• [DATA SUPPLIED]:

══════════════════════════════

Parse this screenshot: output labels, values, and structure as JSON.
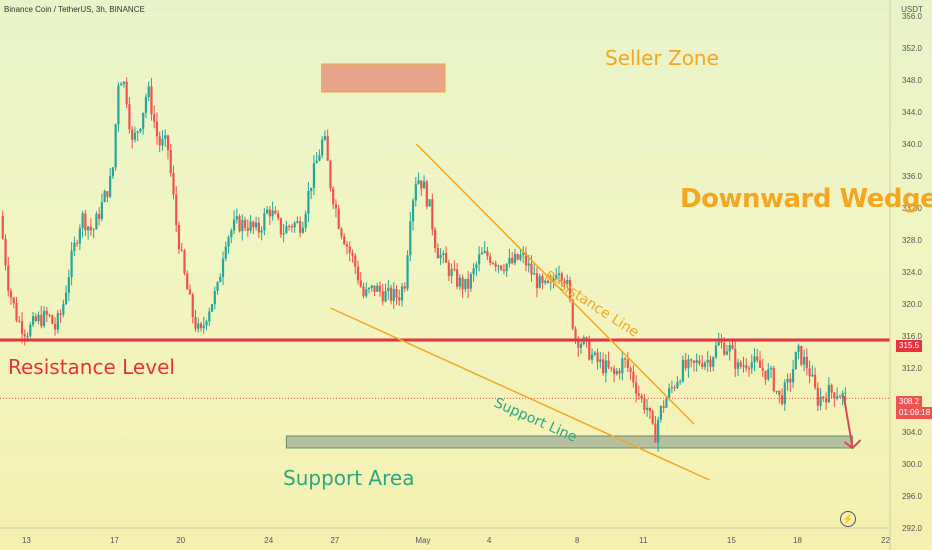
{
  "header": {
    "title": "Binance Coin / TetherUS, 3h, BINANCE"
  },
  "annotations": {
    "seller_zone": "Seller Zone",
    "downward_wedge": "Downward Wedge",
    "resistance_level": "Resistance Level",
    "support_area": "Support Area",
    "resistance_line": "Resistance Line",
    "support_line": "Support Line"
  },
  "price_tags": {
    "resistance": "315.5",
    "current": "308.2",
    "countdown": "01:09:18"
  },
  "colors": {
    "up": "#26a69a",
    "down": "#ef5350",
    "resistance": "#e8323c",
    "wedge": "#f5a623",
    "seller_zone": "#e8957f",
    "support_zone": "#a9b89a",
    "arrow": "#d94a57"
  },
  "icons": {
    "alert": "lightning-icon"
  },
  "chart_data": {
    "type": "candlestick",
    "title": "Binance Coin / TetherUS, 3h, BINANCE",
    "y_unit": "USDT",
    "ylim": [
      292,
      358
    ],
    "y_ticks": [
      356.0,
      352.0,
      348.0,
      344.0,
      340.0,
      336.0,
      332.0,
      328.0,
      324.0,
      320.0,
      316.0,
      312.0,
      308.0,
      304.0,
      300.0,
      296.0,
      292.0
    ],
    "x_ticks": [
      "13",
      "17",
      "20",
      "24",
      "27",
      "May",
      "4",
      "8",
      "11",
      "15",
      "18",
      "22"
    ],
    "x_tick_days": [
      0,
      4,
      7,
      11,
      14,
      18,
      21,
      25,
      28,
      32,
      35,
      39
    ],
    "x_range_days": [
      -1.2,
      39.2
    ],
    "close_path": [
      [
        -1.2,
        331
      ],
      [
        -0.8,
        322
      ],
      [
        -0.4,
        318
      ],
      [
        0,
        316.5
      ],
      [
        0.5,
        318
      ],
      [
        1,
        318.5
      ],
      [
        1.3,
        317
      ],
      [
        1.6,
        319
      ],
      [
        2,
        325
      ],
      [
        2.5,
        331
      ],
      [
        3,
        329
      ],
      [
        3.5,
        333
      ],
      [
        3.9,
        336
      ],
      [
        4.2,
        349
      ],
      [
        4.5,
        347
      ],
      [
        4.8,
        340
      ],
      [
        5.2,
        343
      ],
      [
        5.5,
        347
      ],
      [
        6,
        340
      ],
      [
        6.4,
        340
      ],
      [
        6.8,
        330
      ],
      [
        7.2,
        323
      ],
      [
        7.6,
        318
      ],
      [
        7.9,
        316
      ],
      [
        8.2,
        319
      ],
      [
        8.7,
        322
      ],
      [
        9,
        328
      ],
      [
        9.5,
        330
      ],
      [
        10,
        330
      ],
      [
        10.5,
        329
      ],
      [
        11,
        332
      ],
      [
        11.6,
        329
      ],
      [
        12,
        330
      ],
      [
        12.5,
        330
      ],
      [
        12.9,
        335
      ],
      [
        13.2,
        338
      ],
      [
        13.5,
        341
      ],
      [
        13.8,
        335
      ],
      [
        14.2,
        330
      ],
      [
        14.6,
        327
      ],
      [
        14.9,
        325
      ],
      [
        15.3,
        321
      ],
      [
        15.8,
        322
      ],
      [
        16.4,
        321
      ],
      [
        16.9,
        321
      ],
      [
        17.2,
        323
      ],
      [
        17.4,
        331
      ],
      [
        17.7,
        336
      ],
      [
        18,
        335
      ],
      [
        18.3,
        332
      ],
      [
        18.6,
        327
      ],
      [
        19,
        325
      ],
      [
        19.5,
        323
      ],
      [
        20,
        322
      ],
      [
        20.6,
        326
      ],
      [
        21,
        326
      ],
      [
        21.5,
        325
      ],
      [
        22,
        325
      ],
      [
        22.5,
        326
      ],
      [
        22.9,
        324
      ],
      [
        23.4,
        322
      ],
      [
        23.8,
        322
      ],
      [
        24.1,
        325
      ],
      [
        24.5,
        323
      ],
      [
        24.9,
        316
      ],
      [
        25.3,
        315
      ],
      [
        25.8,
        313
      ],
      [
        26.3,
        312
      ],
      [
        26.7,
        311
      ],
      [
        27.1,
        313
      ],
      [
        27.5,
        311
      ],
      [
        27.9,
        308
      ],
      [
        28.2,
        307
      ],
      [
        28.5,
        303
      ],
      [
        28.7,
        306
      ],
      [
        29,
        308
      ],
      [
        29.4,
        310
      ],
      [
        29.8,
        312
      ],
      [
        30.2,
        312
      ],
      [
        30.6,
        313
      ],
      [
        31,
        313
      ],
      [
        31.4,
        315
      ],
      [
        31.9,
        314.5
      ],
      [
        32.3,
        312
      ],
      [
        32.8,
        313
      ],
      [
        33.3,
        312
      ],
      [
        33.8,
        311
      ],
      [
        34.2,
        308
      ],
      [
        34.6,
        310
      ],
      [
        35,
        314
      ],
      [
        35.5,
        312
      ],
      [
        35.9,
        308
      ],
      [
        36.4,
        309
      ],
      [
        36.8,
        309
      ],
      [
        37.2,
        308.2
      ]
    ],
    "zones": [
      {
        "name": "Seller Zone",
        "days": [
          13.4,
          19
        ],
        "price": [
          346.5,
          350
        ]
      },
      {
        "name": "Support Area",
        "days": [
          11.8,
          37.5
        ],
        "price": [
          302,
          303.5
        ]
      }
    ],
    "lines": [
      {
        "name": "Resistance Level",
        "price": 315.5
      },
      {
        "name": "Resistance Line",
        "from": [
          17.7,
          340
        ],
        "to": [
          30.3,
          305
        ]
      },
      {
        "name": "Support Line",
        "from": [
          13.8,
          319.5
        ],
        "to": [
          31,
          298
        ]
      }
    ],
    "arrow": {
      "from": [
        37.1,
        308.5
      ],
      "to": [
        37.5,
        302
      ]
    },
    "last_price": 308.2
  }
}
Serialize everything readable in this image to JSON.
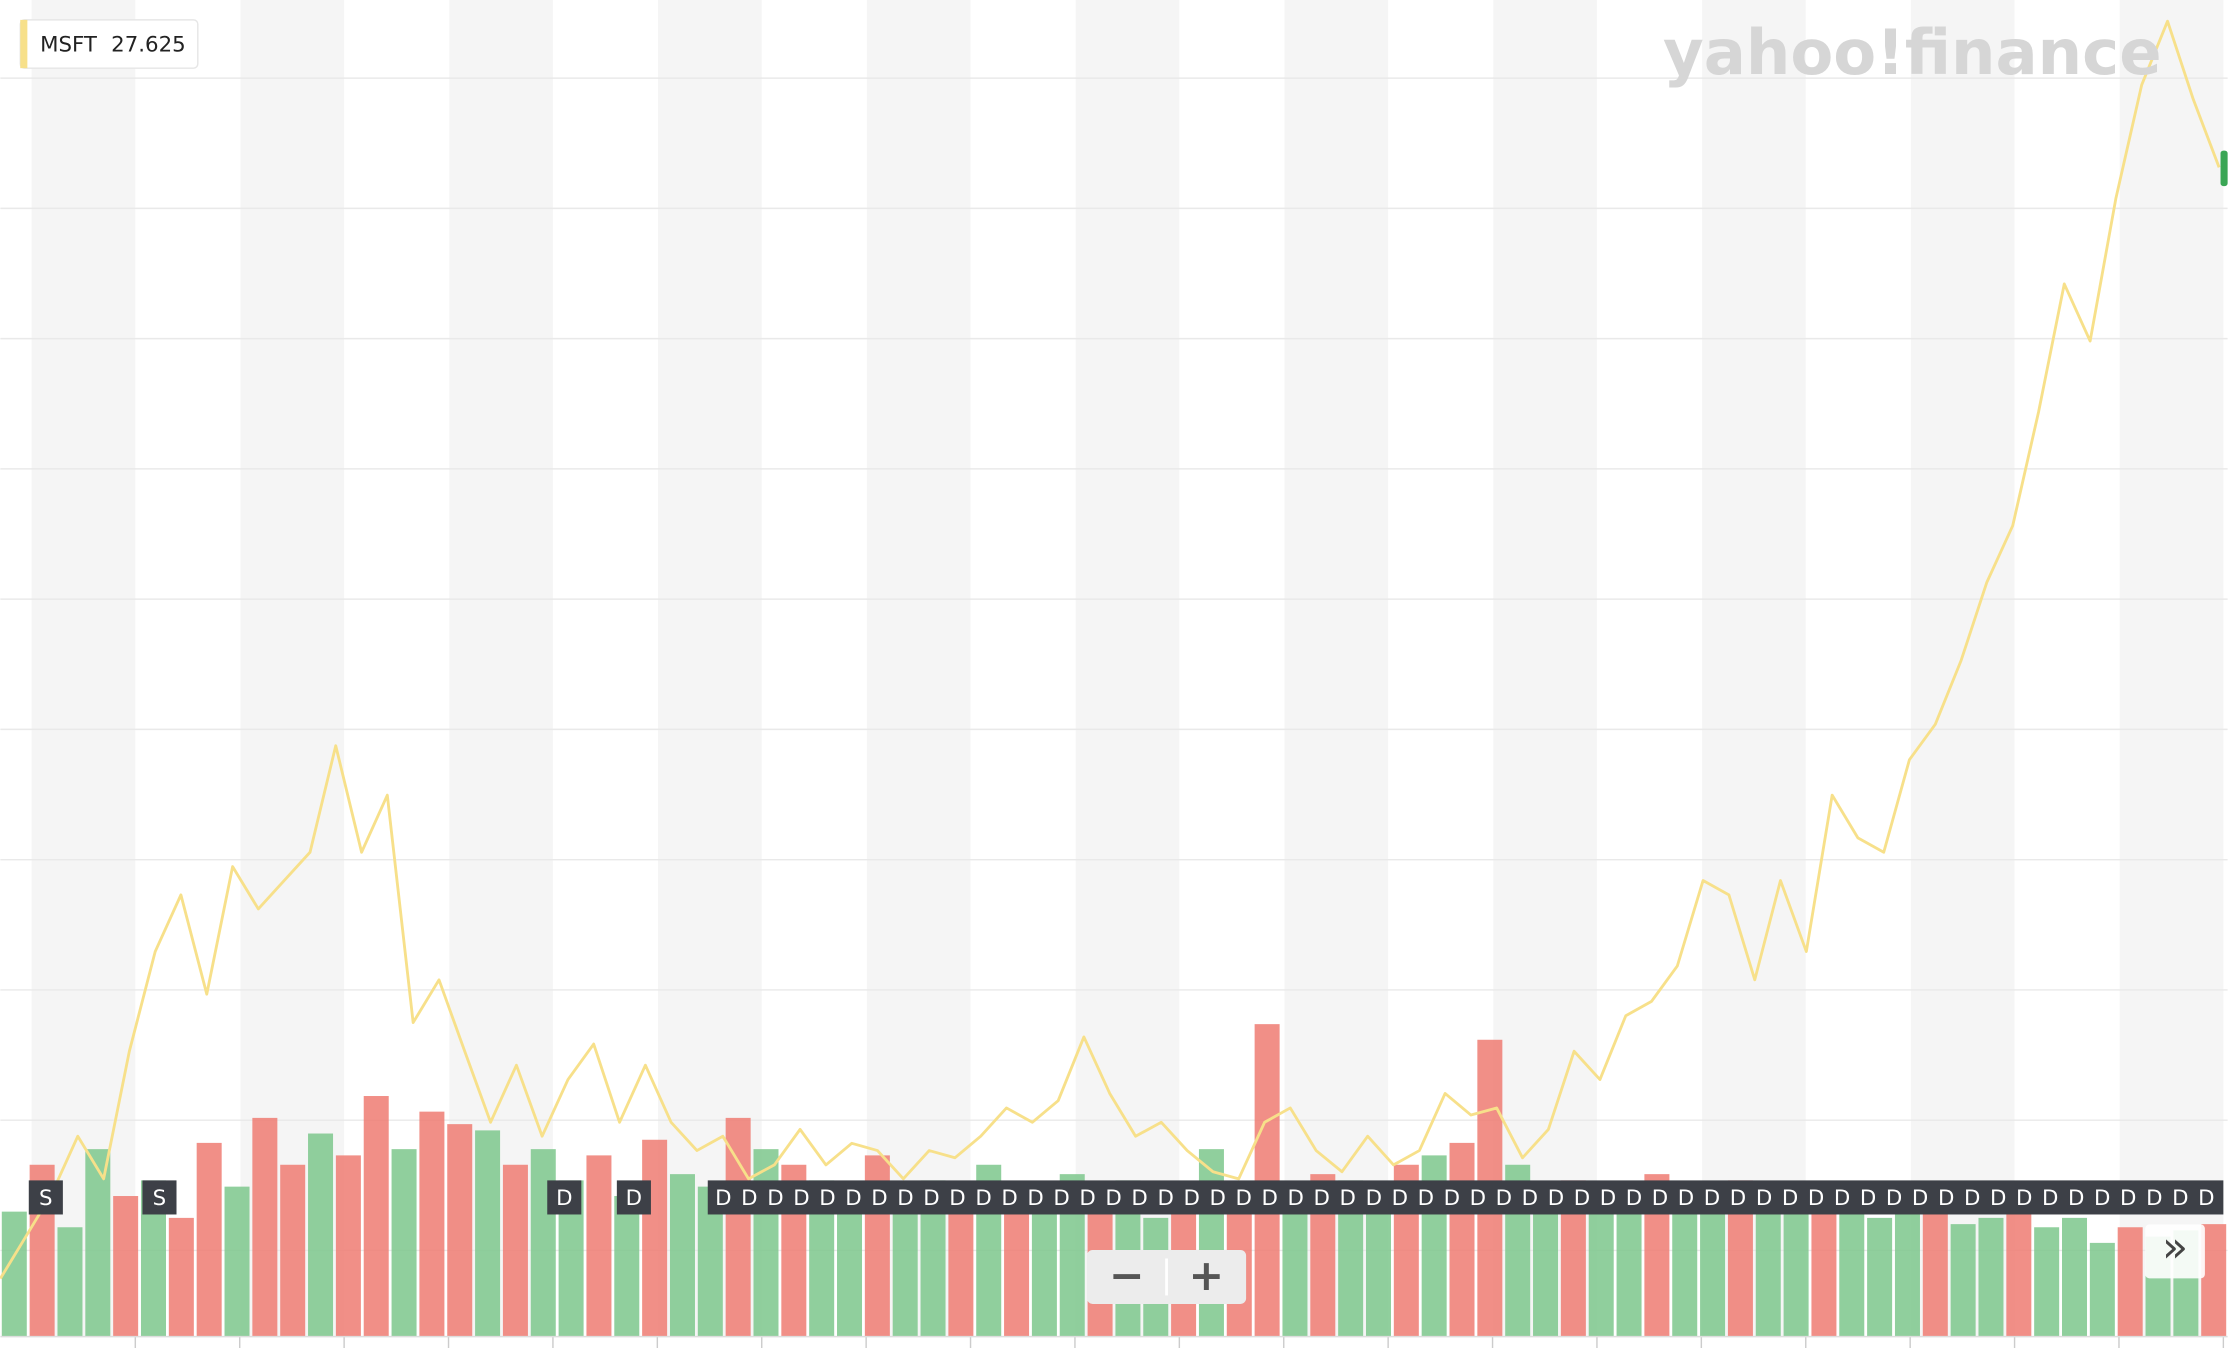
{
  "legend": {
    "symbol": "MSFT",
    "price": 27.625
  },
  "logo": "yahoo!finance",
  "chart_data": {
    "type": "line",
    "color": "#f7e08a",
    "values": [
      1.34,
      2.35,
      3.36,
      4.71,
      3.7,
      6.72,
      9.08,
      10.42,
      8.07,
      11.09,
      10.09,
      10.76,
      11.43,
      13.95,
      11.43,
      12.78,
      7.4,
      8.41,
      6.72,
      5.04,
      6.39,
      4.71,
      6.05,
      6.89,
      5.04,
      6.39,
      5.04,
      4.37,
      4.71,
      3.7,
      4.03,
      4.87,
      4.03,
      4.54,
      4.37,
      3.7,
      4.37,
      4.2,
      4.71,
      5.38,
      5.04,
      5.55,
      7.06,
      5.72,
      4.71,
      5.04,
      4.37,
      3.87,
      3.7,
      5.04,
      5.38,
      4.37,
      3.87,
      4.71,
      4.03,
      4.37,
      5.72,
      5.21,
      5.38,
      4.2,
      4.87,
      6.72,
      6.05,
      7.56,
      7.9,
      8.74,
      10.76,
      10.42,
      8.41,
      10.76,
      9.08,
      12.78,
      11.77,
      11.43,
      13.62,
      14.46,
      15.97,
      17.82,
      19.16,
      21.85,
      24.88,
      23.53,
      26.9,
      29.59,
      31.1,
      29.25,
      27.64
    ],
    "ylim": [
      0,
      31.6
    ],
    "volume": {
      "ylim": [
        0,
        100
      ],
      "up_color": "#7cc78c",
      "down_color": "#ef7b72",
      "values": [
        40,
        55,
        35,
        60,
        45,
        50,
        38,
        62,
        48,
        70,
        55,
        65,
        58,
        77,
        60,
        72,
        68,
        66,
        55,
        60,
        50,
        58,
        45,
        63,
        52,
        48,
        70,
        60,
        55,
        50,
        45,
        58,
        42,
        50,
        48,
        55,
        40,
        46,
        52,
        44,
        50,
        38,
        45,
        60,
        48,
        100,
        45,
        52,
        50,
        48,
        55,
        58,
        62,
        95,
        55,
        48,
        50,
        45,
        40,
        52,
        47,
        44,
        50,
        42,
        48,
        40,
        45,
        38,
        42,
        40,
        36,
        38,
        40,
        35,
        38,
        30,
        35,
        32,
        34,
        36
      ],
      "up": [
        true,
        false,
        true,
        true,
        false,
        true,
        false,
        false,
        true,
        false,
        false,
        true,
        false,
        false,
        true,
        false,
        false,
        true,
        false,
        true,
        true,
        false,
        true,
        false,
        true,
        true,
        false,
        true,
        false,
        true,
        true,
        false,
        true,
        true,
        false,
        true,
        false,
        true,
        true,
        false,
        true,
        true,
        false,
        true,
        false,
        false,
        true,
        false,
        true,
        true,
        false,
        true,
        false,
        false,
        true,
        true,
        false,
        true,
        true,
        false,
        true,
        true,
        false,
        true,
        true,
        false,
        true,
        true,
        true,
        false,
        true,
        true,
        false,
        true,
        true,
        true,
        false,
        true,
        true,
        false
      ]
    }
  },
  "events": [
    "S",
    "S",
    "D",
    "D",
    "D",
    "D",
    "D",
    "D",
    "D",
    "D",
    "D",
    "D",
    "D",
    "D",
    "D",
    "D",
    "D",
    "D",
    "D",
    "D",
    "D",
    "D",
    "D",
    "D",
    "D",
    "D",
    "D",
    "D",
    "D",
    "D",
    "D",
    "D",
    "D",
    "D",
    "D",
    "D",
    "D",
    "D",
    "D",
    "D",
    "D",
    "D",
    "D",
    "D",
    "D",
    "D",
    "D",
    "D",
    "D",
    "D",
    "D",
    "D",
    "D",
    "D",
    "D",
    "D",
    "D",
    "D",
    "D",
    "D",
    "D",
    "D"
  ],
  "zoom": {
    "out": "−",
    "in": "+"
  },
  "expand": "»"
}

══════════════════════════════

• [TASK DIRECTIONS]: Among the records above, find each line holding the string "Level" and pull it out.

• [EXERCISE RESPONSE]:
    "resistance_level": "Resistance Level",
        "name": "Resistance Level",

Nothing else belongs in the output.